▶ What you should do:
Only a number is required: how many lines of the material contain the word "this"?

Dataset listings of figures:
---

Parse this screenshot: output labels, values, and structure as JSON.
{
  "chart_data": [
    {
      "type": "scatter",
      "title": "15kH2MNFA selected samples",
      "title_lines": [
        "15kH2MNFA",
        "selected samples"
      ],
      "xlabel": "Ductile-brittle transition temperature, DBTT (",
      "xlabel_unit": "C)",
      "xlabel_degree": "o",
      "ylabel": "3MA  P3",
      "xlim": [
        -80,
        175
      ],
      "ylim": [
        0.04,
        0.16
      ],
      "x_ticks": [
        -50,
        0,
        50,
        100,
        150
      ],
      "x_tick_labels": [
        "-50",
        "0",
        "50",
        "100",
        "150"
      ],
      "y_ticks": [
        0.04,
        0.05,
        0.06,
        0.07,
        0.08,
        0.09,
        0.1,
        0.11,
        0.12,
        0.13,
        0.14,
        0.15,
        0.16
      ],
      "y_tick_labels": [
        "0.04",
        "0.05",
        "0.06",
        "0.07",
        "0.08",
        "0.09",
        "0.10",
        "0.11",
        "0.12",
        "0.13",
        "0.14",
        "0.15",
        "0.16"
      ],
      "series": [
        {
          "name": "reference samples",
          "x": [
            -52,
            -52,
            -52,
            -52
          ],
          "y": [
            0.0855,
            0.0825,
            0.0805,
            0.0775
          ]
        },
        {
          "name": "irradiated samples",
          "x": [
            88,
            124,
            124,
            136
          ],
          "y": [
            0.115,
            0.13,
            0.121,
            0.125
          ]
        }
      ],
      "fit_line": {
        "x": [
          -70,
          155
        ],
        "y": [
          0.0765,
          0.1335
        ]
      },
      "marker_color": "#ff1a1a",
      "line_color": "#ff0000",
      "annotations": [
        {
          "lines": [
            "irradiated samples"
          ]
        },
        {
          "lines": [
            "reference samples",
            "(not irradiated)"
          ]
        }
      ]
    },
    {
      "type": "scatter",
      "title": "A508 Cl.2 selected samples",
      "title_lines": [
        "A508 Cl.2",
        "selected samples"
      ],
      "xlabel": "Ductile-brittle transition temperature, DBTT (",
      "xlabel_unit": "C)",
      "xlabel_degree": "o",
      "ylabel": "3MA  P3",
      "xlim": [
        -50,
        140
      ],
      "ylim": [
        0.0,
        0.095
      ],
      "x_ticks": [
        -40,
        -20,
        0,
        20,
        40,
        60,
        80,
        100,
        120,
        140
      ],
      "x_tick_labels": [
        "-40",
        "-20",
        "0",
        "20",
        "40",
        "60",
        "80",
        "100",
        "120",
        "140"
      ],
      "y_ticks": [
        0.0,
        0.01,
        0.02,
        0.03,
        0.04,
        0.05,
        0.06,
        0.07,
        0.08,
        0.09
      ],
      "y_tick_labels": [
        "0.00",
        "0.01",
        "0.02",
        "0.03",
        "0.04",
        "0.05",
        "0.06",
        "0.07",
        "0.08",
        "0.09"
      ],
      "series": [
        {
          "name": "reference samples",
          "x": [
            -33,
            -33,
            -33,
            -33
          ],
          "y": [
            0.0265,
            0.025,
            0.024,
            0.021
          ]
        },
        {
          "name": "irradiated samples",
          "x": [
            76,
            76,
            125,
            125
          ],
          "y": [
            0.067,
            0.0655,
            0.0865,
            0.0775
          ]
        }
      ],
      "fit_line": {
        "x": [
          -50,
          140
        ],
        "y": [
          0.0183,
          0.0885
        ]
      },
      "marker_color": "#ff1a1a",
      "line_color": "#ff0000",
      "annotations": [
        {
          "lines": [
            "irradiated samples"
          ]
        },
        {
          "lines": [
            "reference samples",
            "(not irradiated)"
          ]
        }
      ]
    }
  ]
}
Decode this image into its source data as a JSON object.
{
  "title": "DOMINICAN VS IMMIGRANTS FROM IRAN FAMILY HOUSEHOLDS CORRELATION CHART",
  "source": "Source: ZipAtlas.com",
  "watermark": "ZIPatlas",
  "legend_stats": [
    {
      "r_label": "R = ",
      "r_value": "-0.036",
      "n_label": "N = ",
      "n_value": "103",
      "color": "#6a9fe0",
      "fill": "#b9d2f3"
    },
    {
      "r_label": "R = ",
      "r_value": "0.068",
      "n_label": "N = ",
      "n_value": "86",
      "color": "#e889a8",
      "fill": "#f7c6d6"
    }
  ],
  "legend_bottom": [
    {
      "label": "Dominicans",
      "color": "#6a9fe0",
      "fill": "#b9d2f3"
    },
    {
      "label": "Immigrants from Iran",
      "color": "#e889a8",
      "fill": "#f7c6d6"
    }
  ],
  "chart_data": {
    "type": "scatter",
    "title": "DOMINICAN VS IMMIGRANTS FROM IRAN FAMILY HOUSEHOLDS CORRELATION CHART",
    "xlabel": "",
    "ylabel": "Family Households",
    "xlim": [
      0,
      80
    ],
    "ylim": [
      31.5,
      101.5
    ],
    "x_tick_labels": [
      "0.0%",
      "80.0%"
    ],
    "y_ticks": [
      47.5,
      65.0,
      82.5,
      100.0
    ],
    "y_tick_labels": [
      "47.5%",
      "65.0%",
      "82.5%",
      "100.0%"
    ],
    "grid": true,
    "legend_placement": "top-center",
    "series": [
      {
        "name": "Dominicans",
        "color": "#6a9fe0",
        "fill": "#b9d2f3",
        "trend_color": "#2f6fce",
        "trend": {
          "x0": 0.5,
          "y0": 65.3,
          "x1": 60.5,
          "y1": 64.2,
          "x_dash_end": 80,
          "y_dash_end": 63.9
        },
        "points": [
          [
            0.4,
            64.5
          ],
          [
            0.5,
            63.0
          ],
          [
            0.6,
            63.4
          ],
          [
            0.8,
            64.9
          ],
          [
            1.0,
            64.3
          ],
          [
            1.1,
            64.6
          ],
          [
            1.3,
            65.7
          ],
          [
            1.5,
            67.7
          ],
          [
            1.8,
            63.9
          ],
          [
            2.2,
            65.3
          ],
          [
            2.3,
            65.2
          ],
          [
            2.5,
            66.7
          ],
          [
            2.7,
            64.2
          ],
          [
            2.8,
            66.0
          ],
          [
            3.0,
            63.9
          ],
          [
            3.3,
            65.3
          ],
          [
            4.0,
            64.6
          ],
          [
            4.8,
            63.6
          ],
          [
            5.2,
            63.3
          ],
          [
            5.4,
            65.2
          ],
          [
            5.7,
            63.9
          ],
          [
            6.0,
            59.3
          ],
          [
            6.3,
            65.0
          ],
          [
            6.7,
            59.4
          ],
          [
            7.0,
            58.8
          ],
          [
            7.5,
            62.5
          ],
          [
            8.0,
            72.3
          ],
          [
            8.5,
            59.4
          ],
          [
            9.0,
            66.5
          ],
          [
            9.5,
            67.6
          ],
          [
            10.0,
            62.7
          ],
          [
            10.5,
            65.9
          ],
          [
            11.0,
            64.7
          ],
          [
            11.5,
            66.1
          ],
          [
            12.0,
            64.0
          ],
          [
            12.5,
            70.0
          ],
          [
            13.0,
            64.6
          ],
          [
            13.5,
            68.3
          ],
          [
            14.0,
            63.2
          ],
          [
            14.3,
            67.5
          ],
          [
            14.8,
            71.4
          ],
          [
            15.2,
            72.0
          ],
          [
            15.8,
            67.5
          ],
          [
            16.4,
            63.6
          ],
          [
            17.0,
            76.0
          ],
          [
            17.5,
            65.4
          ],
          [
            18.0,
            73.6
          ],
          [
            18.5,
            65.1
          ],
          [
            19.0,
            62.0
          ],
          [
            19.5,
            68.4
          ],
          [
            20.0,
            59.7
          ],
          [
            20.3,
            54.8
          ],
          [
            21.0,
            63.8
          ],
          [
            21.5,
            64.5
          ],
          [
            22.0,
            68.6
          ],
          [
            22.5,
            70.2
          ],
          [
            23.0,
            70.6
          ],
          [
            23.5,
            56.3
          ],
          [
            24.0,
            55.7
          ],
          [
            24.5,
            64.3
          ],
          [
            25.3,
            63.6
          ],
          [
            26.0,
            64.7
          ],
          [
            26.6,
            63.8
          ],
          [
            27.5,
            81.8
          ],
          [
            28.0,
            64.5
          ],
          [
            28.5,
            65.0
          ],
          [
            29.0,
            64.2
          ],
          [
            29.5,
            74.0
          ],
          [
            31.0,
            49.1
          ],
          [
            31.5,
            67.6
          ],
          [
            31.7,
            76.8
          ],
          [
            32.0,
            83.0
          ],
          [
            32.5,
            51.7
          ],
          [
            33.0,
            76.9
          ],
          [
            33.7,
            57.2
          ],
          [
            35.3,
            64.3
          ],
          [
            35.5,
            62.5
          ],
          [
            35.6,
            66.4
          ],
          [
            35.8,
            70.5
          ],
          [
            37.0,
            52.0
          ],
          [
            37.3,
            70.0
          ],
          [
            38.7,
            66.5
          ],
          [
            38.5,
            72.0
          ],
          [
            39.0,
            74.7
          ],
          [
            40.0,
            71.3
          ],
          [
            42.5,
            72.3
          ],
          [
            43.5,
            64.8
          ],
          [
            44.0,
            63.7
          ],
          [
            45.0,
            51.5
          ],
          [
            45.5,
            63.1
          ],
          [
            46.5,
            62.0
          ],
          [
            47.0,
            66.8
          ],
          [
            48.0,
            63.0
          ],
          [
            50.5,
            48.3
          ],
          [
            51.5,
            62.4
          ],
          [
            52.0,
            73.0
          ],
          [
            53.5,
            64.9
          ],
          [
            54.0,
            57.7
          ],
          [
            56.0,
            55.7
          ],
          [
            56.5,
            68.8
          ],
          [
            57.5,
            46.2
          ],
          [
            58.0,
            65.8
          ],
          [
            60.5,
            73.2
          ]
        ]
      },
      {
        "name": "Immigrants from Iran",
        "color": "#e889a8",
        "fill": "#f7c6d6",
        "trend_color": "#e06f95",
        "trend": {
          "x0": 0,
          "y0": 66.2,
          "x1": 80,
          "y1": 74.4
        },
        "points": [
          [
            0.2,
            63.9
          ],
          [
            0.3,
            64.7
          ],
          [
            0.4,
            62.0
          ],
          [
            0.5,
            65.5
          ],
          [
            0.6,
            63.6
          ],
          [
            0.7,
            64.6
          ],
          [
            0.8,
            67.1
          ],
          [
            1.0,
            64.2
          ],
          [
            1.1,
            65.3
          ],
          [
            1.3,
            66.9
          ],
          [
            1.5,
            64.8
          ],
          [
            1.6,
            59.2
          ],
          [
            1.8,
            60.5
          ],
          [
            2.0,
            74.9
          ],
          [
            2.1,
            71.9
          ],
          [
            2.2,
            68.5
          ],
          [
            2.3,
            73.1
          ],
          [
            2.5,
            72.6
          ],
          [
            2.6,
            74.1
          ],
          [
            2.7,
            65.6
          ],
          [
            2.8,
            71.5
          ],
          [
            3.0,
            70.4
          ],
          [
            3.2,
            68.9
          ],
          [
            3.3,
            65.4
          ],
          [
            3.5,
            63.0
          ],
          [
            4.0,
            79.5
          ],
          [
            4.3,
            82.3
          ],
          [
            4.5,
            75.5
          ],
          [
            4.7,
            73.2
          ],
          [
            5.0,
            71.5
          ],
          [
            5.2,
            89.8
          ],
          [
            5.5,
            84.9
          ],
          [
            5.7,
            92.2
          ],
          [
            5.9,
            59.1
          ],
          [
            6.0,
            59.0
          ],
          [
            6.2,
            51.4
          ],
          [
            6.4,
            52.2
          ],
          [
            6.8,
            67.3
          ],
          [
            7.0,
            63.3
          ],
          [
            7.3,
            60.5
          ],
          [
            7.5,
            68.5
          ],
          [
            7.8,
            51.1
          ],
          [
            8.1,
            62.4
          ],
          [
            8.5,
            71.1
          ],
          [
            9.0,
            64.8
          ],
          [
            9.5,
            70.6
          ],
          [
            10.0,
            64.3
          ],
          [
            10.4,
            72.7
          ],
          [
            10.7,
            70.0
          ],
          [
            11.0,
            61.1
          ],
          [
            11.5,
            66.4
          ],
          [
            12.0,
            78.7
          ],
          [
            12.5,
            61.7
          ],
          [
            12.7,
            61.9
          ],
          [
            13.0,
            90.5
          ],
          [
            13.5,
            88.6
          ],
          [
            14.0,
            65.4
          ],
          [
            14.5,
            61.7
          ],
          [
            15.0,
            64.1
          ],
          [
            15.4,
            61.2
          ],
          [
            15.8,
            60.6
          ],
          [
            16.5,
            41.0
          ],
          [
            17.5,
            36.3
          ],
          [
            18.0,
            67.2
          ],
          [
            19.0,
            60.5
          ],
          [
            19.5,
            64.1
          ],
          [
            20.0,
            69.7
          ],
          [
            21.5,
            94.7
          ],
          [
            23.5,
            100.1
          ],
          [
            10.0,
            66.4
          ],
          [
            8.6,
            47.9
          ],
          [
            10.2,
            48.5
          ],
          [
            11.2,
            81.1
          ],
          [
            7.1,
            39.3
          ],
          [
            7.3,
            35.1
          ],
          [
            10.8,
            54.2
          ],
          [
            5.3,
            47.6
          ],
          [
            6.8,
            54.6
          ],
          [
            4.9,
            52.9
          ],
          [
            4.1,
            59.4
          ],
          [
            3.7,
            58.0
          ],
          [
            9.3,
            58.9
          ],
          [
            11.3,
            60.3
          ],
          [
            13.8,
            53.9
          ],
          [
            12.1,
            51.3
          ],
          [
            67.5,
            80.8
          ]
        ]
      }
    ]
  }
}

---

▶ The solution:
2